_Requirement A_
From the nostalgia essay, print the stretch from "I’m aware of" through "makes you old." word for word.
_Requirement B_
In the nostalgia essay, what question do Hilary and the writer ask each other every night?

_Given passage_
....................

I’m aware of the dangers of nostalgia: Believing, for example, that a place was great 10 or 15 years ago, when I first discovered it—but now, it’s too crowded, or such-and-such group of people is ruining it. Whether you’re talking about a rock climbing destination, or a country whose population demographics have changed over the years, your “good old days” probably weren’t universally great for everyone. And talking shit about music that’s not as good as the music was 10 or 20 years ago doesn’t make you an astute critic; it just makes you old.

There’s a saying I think about a lot, that I swear was mentioned in an old Mountain Gazette story about bumper stickers, and it went something like “This place started going to shit 15 minutes after I got here.” Which is an attitude I generally try to avoid having. As my friend Ace once said to me, “There’s nothing worse than a jaded local.”

 

illustration of bumper sticker reading "this place started going to shit 15 minutes after I got here"

Despite my best efforts to be “present,” or “in the moment,” or just “a person who recognizes they are having fun while they are having fun,” I generally suck at what I would call “being happy.” Hilary and I do this thing every night where we ask each other “What made you happy today?” and we each list off three to 10 things, most of them not exactly earth-shattering: my first cup of coffee this morning. Making progress on my book project. Giving Rowlf a belly rub. Gnocchi. Talking to a friend on the phone. The sunset.

I try, but I have found that I am way better at recognizing a good time in retrospect than while it is actually happening. My iPhone randomly (I think?) shows me a photo from five years ago, or a year ago, or even six months ago, and I look at the photo for a second, recognize where the photo was taken, and am reminded of a good trip, or a good day, or a good time, even if it’s just an image of the late-afternoon sun poking through a stand of lodgepole pines, a photo I might have just taken to put on my Strava record of my trail run. I literally think to myself, “That was a good day,” even though I 100 percent did not say “this is a good day” when it was happening.

So my entire life is a sort of Type 2 fun, not fun while it’s happening, but fun in retrospect? Maybe I’m taking this whole thing too seriously.

I talked to my friend Forest last week, and he said he was having a much better winter this year than last year, when he’d broken his leg and spent months laid up and then rehabbing it, which was challenging and depressing. But around town the other day, he’d seen a woman with a broken leg, and he’d had a weird tinge of nostalgia for last year, when he’d been miserable with his broken leg.

Sometimes I hear a song that reminds me of some of the really sad times in my life: Tycho’s “Coastal Brake,” when my girlfriend and I broke up and I spent the latter half of the year driving around the west living out of a station wagon; Gregory Alan Isakov’s “The Stable Song” the summer my grandmother died; or that whole first Bon Iver album for the summer I was getting divorced.

....................

_Dataset entries_
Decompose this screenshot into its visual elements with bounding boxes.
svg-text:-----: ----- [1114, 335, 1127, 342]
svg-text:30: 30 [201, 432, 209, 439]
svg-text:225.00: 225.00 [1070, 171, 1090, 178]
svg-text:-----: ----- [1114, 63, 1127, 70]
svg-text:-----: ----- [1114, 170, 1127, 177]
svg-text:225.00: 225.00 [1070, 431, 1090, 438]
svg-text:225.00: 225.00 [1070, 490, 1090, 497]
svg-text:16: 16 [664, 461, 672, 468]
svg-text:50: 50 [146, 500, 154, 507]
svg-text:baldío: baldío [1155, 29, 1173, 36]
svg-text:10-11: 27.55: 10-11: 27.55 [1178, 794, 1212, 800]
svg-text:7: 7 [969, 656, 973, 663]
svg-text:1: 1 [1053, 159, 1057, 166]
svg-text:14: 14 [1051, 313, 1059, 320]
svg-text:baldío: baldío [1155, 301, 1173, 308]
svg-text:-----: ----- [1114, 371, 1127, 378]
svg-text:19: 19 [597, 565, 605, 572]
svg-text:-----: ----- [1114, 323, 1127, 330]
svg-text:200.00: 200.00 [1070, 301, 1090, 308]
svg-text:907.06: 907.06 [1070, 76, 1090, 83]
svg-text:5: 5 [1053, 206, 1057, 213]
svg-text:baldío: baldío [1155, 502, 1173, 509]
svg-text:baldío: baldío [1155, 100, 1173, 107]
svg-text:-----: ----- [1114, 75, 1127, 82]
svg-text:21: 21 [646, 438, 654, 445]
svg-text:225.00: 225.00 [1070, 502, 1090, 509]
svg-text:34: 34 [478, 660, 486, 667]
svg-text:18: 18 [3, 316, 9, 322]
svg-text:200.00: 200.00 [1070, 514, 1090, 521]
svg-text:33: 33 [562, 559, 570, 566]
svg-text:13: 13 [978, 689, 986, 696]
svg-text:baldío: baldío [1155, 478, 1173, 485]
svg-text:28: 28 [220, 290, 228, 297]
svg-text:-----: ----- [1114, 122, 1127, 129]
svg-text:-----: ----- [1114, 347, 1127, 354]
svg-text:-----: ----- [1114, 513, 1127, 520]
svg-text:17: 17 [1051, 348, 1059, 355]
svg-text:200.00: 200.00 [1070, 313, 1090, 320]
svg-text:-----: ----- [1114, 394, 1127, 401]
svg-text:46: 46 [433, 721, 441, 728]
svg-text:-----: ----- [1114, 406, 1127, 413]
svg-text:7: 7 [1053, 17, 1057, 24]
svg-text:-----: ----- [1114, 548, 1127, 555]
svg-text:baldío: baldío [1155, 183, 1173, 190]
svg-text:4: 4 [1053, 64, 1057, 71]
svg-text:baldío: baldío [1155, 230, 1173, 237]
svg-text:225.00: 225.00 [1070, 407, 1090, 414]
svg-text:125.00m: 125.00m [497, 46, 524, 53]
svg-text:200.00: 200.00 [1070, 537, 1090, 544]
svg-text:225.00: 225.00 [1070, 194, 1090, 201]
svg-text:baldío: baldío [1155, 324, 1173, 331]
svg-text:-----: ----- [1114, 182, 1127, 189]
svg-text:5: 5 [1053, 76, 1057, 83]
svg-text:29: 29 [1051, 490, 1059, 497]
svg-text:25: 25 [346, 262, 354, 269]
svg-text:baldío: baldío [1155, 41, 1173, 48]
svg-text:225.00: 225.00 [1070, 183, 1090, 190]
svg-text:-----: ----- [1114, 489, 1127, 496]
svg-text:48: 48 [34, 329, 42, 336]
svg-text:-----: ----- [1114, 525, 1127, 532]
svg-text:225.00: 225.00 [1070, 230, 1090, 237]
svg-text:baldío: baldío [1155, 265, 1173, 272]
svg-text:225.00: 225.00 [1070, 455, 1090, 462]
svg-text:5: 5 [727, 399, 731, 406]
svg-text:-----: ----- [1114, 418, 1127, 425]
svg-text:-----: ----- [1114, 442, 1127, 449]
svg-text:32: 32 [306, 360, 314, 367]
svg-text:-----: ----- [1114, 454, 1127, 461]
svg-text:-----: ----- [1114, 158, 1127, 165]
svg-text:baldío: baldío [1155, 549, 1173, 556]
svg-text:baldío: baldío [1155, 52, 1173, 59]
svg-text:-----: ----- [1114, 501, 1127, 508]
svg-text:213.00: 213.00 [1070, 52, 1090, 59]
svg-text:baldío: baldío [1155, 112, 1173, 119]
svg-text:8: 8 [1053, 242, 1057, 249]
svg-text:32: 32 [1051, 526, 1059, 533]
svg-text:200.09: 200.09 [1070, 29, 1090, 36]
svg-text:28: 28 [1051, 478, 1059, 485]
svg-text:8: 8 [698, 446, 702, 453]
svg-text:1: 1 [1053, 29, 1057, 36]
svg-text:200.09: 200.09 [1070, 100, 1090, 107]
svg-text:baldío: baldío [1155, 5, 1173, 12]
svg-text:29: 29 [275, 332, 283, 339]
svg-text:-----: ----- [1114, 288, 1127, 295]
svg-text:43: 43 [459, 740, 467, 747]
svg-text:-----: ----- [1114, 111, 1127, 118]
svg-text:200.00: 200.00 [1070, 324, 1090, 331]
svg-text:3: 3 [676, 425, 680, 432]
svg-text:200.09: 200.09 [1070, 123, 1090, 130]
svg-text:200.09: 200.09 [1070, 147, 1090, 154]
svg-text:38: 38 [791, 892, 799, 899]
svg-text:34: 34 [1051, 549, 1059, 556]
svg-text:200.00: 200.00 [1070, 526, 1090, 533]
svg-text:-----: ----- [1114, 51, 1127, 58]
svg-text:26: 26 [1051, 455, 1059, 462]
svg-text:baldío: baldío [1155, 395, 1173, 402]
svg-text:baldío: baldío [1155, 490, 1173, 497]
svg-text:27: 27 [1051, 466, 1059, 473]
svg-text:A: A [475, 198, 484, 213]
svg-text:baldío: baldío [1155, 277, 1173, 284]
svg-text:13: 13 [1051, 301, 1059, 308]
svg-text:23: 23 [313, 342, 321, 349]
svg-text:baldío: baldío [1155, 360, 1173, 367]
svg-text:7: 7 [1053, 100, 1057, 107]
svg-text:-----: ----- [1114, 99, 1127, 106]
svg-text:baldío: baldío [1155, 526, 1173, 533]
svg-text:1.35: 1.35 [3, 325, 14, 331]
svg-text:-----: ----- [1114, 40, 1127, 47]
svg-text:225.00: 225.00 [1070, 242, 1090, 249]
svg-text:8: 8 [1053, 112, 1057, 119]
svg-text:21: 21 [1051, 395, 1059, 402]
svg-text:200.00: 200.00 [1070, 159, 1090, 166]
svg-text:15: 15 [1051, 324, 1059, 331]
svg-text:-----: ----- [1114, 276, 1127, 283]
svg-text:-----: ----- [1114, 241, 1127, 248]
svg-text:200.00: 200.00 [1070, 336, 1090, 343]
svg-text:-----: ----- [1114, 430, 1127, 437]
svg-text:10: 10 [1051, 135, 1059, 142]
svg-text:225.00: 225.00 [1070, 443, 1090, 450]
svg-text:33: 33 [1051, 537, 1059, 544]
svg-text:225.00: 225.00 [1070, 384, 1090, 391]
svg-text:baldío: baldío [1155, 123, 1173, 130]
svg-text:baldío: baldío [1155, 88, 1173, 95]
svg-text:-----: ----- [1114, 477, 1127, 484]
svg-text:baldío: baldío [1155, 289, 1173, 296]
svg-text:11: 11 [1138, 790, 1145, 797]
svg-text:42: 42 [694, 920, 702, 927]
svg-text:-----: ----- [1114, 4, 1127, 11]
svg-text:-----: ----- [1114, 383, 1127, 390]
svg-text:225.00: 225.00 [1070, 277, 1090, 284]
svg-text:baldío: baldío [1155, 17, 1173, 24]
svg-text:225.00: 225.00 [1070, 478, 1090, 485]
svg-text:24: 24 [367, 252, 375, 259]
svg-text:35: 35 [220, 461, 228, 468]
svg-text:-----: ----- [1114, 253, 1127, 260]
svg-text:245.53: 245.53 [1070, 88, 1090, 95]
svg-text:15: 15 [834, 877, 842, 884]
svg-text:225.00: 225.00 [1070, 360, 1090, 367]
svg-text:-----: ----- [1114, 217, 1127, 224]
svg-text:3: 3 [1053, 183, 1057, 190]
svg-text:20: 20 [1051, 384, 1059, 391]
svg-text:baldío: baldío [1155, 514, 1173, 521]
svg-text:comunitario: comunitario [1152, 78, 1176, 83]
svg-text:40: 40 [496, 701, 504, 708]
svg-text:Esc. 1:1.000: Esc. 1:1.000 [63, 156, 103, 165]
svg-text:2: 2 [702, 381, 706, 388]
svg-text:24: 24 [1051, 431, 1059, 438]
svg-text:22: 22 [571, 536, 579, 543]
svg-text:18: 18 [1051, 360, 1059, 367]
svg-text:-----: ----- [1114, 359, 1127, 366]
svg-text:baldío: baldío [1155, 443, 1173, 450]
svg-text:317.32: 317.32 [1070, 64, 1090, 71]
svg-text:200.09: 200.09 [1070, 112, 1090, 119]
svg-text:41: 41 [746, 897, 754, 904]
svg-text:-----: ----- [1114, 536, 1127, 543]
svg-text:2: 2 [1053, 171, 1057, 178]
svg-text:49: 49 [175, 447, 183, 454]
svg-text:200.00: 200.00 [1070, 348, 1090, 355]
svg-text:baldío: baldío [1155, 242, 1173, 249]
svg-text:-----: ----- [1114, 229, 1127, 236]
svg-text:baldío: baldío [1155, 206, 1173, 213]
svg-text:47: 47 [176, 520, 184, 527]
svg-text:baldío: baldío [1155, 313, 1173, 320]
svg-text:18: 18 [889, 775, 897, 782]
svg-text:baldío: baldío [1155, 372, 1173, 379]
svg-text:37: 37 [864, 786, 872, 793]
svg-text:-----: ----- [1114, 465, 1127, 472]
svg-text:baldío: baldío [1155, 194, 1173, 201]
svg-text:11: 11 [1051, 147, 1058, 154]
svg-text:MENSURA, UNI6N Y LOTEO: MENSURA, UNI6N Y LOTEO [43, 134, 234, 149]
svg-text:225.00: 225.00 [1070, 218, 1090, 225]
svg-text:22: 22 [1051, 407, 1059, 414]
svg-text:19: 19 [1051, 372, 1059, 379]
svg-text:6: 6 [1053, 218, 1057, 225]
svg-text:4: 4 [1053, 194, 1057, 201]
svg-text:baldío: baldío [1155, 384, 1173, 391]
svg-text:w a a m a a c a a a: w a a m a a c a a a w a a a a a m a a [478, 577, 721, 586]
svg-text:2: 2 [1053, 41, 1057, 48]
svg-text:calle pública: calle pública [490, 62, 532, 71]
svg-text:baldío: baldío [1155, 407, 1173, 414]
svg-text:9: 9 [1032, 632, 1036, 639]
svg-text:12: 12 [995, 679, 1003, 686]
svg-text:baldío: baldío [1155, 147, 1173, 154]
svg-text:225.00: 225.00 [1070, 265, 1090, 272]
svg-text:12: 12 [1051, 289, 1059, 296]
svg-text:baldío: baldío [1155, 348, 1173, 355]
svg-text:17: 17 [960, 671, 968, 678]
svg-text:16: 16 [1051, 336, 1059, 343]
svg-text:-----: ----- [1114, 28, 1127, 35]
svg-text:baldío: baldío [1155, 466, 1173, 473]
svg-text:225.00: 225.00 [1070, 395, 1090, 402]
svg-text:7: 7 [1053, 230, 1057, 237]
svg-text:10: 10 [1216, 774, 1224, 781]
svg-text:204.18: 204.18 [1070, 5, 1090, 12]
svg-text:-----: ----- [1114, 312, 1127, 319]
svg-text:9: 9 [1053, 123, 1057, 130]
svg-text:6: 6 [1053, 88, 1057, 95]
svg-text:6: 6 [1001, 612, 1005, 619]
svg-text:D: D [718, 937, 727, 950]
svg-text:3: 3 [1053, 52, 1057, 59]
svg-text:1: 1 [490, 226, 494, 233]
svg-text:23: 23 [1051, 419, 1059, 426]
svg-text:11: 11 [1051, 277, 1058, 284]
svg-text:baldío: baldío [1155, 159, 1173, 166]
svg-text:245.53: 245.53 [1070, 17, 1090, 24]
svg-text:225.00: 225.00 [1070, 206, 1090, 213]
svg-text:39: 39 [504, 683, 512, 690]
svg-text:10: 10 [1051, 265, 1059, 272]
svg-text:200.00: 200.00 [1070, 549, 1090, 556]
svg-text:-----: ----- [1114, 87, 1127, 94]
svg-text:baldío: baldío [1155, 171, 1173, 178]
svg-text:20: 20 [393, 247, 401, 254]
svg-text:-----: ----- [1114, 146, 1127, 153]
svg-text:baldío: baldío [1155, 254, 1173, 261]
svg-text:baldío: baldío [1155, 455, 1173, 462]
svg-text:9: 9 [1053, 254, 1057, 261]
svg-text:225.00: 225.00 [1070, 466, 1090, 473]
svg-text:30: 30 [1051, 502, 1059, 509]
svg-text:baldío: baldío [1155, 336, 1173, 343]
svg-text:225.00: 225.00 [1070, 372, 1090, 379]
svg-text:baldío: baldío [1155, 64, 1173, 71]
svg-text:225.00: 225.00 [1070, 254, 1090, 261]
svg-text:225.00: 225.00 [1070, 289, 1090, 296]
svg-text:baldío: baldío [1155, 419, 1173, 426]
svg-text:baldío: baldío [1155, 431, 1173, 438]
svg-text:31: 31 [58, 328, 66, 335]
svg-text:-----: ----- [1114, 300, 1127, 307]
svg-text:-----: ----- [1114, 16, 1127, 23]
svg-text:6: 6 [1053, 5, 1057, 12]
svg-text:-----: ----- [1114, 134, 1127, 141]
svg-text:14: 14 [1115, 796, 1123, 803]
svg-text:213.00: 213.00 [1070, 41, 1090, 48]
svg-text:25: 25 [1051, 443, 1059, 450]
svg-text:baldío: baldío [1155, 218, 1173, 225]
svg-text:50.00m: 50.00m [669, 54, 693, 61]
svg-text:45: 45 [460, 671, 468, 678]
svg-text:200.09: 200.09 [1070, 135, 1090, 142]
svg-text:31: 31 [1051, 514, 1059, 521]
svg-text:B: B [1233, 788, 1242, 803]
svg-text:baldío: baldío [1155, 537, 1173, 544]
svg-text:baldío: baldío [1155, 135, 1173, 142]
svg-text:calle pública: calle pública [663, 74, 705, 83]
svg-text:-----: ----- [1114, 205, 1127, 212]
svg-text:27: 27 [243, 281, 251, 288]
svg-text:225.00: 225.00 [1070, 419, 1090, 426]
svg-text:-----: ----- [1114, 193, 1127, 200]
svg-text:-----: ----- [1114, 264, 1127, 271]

....................

_Exercise output A_
I’m aware of the dangers of nostalgia: Believing, for example, that a place was great 10 or 15 years ago, when I first discovered it—but now, it’s too crowded, or such-and-such group of people is ruining it. Whether you’re talking about a rock climbing destination, or a country whose population demographics have changed over the years, your “good old days” probably weren’t universally great for everyone. And talking shit about music that’s not as good as the music was 10 or 20 years ago doesn’t make you an astute critic; it just makes you old.

_Exercise output B_
"What made you happy today?"